▶ _To be done_
Every line below is to be quoted exactly, with nothing added or dropped.

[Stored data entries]
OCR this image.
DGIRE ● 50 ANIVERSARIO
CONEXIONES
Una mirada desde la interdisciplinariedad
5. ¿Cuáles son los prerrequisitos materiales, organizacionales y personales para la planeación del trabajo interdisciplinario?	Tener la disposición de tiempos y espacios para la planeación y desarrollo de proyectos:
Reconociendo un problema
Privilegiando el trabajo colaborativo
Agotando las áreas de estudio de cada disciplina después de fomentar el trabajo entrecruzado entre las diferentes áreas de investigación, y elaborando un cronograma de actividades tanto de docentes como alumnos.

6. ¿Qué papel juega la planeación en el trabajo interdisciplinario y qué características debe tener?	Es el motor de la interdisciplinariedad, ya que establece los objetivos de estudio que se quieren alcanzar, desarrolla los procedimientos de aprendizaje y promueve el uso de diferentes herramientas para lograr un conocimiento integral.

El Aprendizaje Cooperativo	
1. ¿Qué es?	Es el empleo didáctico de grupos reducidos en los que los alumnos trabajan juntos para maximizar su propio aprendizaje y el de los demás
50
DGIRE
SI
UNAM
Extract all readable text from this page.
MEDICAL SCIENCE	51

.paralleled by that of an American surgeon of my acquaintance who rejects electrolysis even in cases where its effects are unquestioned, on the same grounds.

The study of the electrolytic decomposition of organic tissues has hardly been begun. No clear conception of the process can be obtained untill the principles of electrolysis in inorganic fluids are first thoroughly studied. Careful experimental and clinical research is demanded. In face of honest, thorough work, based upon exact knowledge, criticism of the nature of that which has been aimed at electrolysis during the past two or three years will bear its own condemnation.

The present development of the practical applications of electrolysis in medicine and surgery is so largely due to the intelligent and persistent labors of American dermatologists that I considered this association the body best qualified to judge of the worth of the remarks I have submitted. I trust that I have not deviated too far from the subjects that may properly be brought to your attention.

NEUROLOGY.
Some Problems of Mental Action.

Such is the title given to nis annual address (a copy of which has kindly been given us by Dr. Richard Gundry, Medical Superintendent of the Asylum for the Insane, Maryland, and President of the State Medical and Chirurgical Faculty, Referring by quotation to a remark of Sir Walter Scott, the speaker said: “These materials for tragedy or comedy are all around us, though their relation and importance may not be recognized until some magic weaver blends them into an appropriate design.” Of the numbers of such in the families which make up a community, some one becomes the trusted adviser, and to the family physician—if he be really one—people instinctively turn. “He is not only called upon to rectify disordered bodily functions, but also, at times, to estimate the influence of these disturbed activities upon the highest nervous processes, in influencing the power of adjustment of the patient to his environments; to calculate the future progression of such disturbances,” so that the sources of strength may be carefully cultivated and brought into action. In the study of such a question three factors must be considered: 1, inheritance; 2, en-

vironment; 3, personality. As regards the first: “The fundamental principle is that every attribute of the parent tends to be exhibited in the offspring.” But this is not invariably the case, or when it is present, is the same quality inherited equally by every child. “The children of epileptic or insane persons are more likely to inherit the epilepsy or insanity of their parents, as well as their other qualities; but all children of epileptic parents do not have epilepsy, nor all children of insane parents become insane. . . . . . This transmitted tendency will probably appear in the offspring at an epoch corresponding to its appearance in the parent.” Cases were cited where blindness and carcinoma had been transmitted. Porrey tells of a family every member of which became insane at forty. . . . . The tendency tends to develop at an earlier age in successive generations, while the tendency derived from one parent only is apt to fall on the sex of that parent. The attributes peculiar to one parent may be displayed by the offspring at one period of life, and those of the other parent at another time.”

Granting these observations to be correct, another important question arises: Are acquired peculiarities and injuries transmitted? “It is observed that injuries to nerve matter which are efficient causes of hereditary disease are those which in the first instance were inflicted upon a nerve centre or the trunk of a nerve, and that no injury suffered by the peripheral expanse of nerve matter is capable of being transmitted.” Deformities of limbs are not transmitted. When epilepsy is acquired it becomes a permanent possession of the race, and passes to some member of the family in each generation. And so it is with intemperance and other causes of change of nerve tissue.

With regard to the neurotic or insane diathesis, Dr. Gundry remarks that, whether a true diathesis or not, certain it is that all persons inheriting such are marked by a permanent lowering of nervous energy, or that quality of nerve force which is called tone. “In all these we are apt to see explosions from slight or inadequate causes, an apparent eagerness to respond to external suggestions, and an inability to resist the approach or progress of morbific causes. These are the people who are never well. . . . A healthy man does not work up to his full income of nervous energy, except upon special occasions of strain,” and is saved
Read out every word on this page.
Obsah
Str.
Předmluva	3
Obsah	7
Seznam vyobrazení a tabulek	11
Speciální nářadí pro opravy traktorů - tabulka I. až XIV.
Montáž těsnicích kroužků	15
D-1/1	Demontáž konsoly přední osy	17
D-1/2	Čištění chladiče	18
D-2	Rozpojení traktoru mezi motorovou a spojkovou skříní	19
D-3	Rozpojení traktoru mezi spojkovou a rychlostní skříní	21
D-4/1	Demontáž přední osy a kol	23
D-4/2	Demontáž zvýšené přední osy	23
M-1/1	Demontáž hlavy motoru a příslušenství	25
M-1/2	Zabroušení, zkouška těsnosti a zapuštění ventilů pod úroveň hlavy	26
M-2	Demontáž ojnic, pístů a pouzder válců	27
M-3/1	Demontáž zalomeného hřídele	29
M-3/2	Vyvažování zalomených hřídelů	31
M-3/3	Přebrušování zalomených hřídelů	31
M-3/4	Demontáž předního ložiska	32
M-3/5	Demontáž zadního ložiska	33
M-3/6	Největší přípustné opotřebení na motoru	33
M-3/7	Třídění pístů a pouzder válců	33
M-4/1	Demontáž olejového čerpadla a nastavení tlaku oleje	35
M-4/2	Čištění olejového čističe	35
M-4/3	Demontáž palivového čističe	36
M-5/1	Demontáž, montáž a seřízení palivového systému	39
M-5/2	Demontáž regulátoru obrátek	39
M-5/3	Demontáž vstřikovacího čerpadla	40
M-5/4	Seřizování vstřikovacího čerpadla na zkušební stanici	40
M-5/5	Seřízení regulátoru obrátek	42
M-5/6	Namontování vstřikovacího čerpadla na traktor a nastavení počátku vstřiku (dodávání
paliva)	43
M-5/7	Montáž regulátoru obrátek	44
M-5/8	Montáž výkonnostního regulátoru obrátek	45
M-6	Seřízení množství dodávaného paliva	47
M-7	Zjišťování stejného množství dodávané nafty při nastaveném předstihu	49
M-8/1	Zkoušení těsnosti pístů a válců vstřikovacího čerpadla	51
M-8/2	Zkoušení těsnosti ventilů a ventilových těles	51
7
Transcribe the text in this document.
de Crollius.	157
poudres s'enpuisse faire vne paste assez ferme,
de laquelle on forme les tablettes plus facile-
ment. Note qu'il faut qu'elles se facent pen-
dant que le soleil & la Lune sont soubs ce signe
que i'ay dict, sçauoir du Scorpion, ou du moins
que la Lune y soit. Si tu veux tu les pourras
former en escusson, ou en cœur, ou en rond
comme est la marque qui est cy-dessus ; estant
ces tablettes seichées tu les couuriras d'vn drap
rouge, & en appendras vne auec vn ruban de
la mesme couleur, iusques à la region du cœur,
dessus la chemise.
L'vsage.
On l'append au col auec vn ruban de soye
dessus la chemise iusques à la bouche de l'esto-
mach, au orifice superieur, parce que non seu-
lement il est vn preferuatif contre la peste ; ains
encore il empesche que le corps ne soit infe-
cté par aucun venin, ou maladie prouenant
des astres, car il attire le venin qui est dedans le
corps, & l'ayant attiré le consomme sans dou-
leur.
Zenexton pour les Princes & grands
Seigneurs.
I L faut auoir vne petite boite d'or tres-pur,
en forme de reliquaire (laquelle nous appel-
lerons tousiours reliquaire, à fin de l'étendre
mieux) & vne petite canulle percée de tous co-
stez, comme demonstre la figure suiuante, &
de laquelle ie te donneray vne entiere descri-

▶ _In response_
OCR this image.
DGIRE ● 50 ANIVERSARIO
CONEXIONES
Una mirada desde la interdisciplinariedad
5. ¿Cuáles son los prerrequisitos materiales, organizacionales y personales para la planeación del trabajo interdisciplinario?	Tener la disposición de tiempos y espacios para la planeación y desarrollo de proyectos:
Reconociendo un problema
Privilegiando el trabajo colaborativo
Agotando las áreas de estudio de cada disciplina después de fomentar el trabajo entrecruzado entre las diferentes áreas de investigación, y elaborando un cronograma de actividades tanto de docentes como alumnos.

6. ¿Qué papel juega la planeación en el trabajo interdisciplinario y qué características debe tener?	Es el motor de la interdisciplinariedad, ya que establece los objetivos de estudio que se quieren alcanzar, desarrolla los procedimientos de aprendizaje y promueve el uso de diferentes herramientas para lograr un conocimiento integral.

El Aprendizaje Cooperativo	
1. ¿Qué es?	Es el empleo didáctico de grupos reducidos en los que los alumnos trabajan juntos para maximizar su propio aprendizaje y el de los demás
50
DGIRE
SI
UNAM
Extract all readable text from this page.
MEDICAL SCIENCE	51

.paralleled by that of an American surgeon of my acquaintance who rejects electrolysis even in cases where its effects are unquestioned, on the same grounds.

The study of the electrolytic decomposition of organic tissues has hardly been begun. No clear conception of the process can be obtained untill the principles of electrolysis in inorganic fluids are first thoroughly studied. Careful experimental and clinical research is demanded. In face of honest, thorough work, based upon exact knowledge, criticism of the nature of that which has been aimed at electrolysis during the past two or three years will bear its own condemnation.

The present development of the practical applications of electrolysis in medicine and surgery is so largely due to the intelligent and persistent labors of American dermatologists that I considered this association the body best qualified to judge of the worth of the remarks I have submitted. I trust that I have not deviated too far from the subjects that may properly be brought to your attention.

NEUROLOGY.
Some Problems of Mental Action.

Such is the title given to nis annual address (a copy of which has kindly been given us by Dr. Richard Gundry, Medical Superintendent of the Asylum for the Insane, Maryland, and President of the State Medical and Chirurgical Faculty, Referring by quotation to a remark of Sir Walter Scott, the speaker said: “These materials for tragedy or comedy are all around us, though their relation and importance may not be recognized until some magic weaver blends them into an appropriate design.” Of the numbers of such in the families which make up a community, some one becomes the trusted adviser, and to the family physician—if he be really one—people instinctively turn. “He is not only called upon to rectify disordered bodily functions, but also, at times, to estimate the influence of these disturbed activities upon the highest nervous processes, in influencing the power of adjustment of the patient to his environments; to calculate the future progression of such disturbances,” so that the sources of strength may be carefully cultivated and brought into action. In the study of such a question three factors must be considered: 1, inheritance; 2, en-

vironment; 3, personality. As regards the first: “The fundamental principle is that every attribute of the parent tends to be exhibited in the offspring.” But this is not invariably the case, or when it is present, is the same quality inherited equally by every child. “The children of epileptic or insane persons are more likely to inherit the epilepsy or insanity of their parents, as well as their other qualities; but all children of epileptic parents do not have epilepsy, nor all children of insane parents become insane. . . . . . This transmitted tendency will probably appear in the offspring at an epoch corresponding to its appearance in the parent.” Cases were cited where blindness and carcinoma had been transmitted. Porrey tells of a family every member of which became insane at forty. . . . . The tendency tends to develop at an earlier age in successive generations, while the tendency derived from one parent only is apt to fall on the sex of that parent. The attributes peculiar to one parent may be displayed by the offspring at one period of life, and those of the other parent at another time.”

Granting these observations to be correct, another important question arises: Are acquired peculiarities and injuries transmitted? “It is observed that injuries to nerve matter which are efficient causes of hereditary disease are those which in the first instance were inflicted upon a nerve centre or the trunk of a nerve, and that no injury suffered by the peripheral expanse of nerve matter is capable of being transmitted.” Deformities of limbs are not transmitted. When epilepsy is acquired it becomes a permanent possession of the race, and passes to some member of the family in each generation. And so it is with intemperance and other causes of change of nerve tissue.

With regard to the neurotic or insane diathesis, Dr. Gundry remarks that, whether a true diathesis or not, certain it is that all persons inheriting such are marked by a permanent lowering of nervous energy, or that quality of nerve force which is called tone. “In all these we are apt to see explosions from slight or inadequate causes, an apparent eagerness to respond to external suggestions, and an inability to resist the approach or progress of morbific causes. These are the people who are never well. . . . A healthy man does not work up to his full income of nervous energy, except upon special occasions of strain,” and is saved
Read out every word on this page.
Obsah
Str.
Předmluva	3
Obsah	7
Seznam vyobrazení a tabulek	11
Speciální nářadí pro opravy traktorů - tabulka I. až XIV.
Montáž těsnicích kroužků	15
D-1/1	Demontáž konsoly přední osy	17
D-1/2	Čištění chladiče	18
D-2	Rozpojení traktoru mezi motorovou a spojkovou skříní	19
D-3	Rozpojení traktoru mezi spojkovou a rychlostní skříní	21
D-4/1	Demontáž přední osy a kol	23
D-4/2	Demontáž zvýšené přední osy	23
M-1/1	Demontáž hlavy motoru a příslušenství	25
M-1/2	Zabroušení, zkouška těsnosti a zapuštění ventilů pod úroveň hlavy	26
M-2	Demontáž ojnic, pístů a pouzder válců	27
M-3/1	Demontáž zalomeného hřídele	29
M-3/2	Vyvažování zalomených hřídelů	31
M-3/3	Přebrušování zalomených hřídelů	31
M-3/4	Demontáž předního ložiska	32
M-3/5	Demontáž zadního ložiska	33
M-3/6	Největší přípustné opotřebení na motoru	33
M-3/7	Třídění pístů a pouzder válců	33
M-4/1	Demontáž olejového čerpadla a nastavení tlaku oleje	35
M-4/2	Čištění olejového čističe	35
M-4/3	Demontáž palivového čističe	36
M-5/1	Demontáž, montáž a seřízení palivového systému	39
M-5/2	Demontáž regulátoru obrátek	39
M-5/3	Demontáž vstřikovacího čerpadla	40
M-5/4	Seřizování vstřikovacího čerpadla na zkušební stanici	40
M-5/5	Seřízení regulátoru obrátek	42
M-5/6	Namontování vstřikovacího čerpadla na traktor a nastavení počátku vstřiku (dodávání
paliva)	43
M-5/7	Montáž regulátoru obrátek	44
M-5/8	Montáž výkonnostního regulátoru obrátek	45
M-6	Seřízení množství dodávaného paliva	47
M-7	Zjišťování stejného množství dodávané nafty při nastaveném předstihu	49
M-8/1	Zkoušení těsnosti pístů a válců vstřikovacího čerpadla	51
M-8/2	Zkoušení těsnosti ventilů a ventilových těles	51
7
Transcribe the text in this document.
de Crollius.	157
poudres s'enpuisse faire vne paste assez ferme,
de laquelle on forme les tablettes plus facile-
ment. Note qu'il faut qu'elles se facent pen-
dant que le soleil & la Lune sont soubs ce signe
que i'ay dict, sçauoir du Scorpion, ou du moins
que la Lune y soit. Si tu veux tu les pourras
former en escusson, ou en cœur, ou en rond
comme est la marque qui est cy-dessus ; estant
ces tablettes seichées tu les couuriras d'vn drap
rouge, & en appendras vne auec vn ruban de
la mesme couleur, iusques à la region du cœur,
dessus la chemise.
L'vsage.
On l'append au col auec vn ruban de soye
dessus la chemise iusques à la bouche de l'esto-
mach, au orifice superieur, parce que non seu-
lement il est vn preferuatif contre la peste ; ains
encore il empesche que le corps ne soit infe-
cté par aucun venin, ou maladie prouenant
des astres, car il attire le venin qui est dedans le
corps, & l'ayant attiré le consomme sans dou-
leur.
Zenexton pour les Princes & grands
Seigneurs.
I L faut auoir vne petite boite d'or tres-pur,
en forme de reliquaire (laquelle nous appel-
lerons tousiours reliquaire, à fin de l'étendre
mieux) & vne petite canulle percée de tous co-
stez, comme demonstre la figure suiuante, &
de laquelle ie te donneray vne entiere descri-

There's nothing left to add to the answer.